What you should do >>
Give the material again in full, matching it exactly.

Records provided >>
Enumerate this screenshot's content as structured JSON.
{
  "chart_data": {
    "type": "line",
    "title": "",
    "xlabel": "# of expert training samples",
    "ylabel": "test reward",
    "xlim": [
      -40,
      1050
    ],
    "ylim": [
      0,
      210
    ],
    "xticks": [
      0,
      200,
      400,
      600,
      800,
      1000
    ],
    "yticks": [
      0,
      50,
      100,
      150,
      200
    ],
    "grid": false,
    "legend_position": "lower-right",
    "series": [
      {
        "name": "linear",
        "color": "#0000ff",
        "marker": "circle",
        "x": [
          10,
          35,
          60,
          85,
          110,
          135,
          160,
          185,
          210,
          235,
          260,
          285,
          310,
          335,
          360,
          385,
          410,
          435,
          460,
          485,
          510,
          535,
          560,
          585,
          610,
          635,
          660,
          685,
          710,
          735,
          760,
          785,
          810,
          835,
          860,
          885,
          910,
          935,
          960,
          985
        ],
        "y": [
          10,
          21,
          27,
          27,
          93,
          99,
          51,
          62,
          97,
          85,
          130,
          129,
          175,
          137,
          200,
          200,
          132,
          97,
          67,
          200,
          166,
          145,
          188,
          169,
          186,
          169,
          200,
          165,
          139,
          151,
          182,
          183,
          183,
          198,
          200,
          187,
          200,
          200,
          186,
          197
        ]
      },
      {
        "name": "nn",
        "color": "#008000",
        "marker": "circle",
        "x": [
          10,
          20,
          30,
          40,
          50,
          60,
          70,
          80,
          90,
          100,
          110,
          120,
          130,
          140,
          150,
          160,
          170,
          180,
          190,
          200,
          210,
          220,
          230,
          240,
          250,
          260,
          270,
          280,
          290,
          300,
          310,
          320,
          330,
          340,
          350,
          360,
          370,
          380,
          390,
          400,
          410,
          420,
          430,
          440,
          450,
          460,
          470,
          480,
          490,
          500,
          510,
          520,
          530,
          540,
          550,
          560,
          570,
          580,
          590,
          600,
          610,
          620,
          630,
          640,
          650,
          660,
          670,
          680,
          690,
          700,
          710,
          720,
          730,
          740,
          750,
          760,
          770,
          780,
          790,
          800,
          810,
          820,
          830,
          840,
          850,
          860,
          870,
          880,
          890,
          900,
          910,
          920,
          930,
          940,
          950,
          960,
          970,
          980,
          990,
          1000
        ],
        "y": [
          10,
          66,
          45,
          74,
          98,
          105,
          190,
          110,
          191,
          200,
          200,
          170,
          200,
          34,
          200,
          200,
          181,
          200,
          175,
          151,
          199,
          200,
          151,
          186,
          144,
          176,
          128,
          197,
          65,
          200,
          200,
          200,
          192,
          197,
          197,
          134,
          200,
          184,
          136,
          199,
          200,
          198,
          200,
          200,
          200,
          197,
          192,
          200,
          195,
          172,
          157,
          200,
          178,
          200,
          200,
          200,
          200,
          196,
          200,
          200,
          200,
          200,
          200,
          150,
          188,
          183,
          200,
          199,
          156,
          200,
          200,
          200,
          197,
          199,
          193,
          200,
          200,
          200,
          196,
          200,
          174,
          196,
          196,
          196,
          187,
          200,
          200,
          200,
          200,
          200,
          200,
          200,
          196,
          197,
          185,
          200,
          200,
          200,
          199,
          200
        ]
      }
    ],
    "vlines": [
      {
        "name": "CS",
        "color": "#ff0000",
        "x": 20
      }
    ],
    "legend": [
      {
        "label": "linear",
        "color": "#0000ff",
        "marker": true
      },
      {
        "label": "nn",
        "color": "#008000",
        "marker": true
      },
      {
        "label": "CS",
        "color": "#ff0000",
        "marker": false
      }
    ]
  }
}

Task output >>
Enumerate this screenshot's content as structured JSON.
{
  "chart_data": {
    "type": "line",
    "title": "",
    "xlabel": "# of expert training samples",
    "ylabel": "test reward",
    "xlim": [
      -40,
      1050
    ],
    "ylim": [
      0,
      210
    ],
    "xticks": [
      0,
      200,
      400,
      600,
      800,
      1000
    ],
    "yticks": [
      0,
      50,
      100,
      150,
      200
    ],
    "grid": false,
    "legend_position": "lower-right",
    "series": [
      {
        "name": "linear",
        "color": "#0000ff",
        "marker": "circle",
        "x": [
          10,
          35,
          60,
          85,
          110,
          135,
          160,
          185,
          210,
          235,
          260,
          285,
          310,
          335,
          360,
          385,
          410,
          435,
          460,
          485,
          510,
          535,
          560,
          585,
          610,
          635,
          660,
          685,
          710,
          735,
          760,
          785,
          810,
          835,
          860,
          885,
          910,
          935,
          960,
          985
        ],
        "y": [
          10,
          21,
          27,
          27,
          93,
          99,
          51,
          62,
          97,
          85,
          130,
          129,
          175,
          137,
          200,
          200,
          132,
          97,
          67,
          200,
          166,
          145,
          188,
          169,
          186,
          169,
          200,
          165,
          139,
          151,
          182,
          183,
          183,
          198,
          200,
          187,
          200,
          200,
          186,
          197
        ]
      },
      {
        "name": "nn",
        "color": "#008000",
        "marker": "circle",
        "x": [
          10,
          20,
          30,
          40,
          50,
          60,
          70,
          80,
          90,
          100,
          110,
          120,
          130,
          140,
          150,
          160,
          170,
          180,
          190,
          200,
          210,
          220,
          230,
          240,
          250,
          260,
          270,
          280,
          290,
          300,
          310,
          320,
          330,
          340,
          350,
          360,
          370,
          380,
          390,
          400,
          410,
          420,
          430,
          440,
          450,
          460,
          470,
          480,
          490,
          500,
          510,
          520,
          530,
          540,
          550,
          560,
          570,
          580,
          590,
          600,
          610,
          620,
          630,
          640,
          650,
          660,
          670,
          680,
          690,
          700,
          710,
          720,
          730,
          740,
          750,
          760,
          770,
          780,
          790,
          800,
          810,
          820,
          830,
          840,
          850,
          860,
          870,
          880,
          890,
          900,
          910,
          920,
          930,
          940,
          950,
          960,
          970,
          980,
          990,
          1000
        ],
        "y": [
          10,
          66,
          45,
          74,
          98,
          105,
          190,
          110,
          191,
          200,
          200,
          170,
          200,
          34,
          200,
          200,
          181,
          200,
          175,
          151,
          199,
          200,
          151,
          186,
          144,
          176,
          128,
          197,
          65,
          200,
          200,
          200,
          192,
          197,
          197,
          134,
          200,
          184,
          136,
          199,
          200,
          198,
          200,
          200,
          200,
          197,
          192,
          200,
          195,
          172,
          157,
          200,
          178,
          200,
          200,
          200,
          200,
          196,
          200,
          200,
          200,
          200,
          200,
          150,
          188,
          183,
          200,
          199,
          156,
          200,
          200,
          200,
          197,
          199,
          193,
          200,
          200,
          200,
          196,
          200,
          174,
          196,
          196,
          196,
          187,
          200,
          200,
          200,
          200,
          200,
          200,
          200,
          196,
          197,
          185,
          200,
          200,
          200,
          199,
          200
        ]
      }
    ],
    "vlines": [
      {
        "name": "CS",
        "color": "#ff0000",
        "x": 20
      }
    ],
    "legend": [
      {
        "label": "linear",
        "color": "#0000ff",
        "marker": true
      },
      {
        "label": "nn",
        "color": "#008000",
        "marker": true
      },
      {
        "label": "CS",
        "color": "#ff0000",
        "marker": false
      }
    ]
  }
}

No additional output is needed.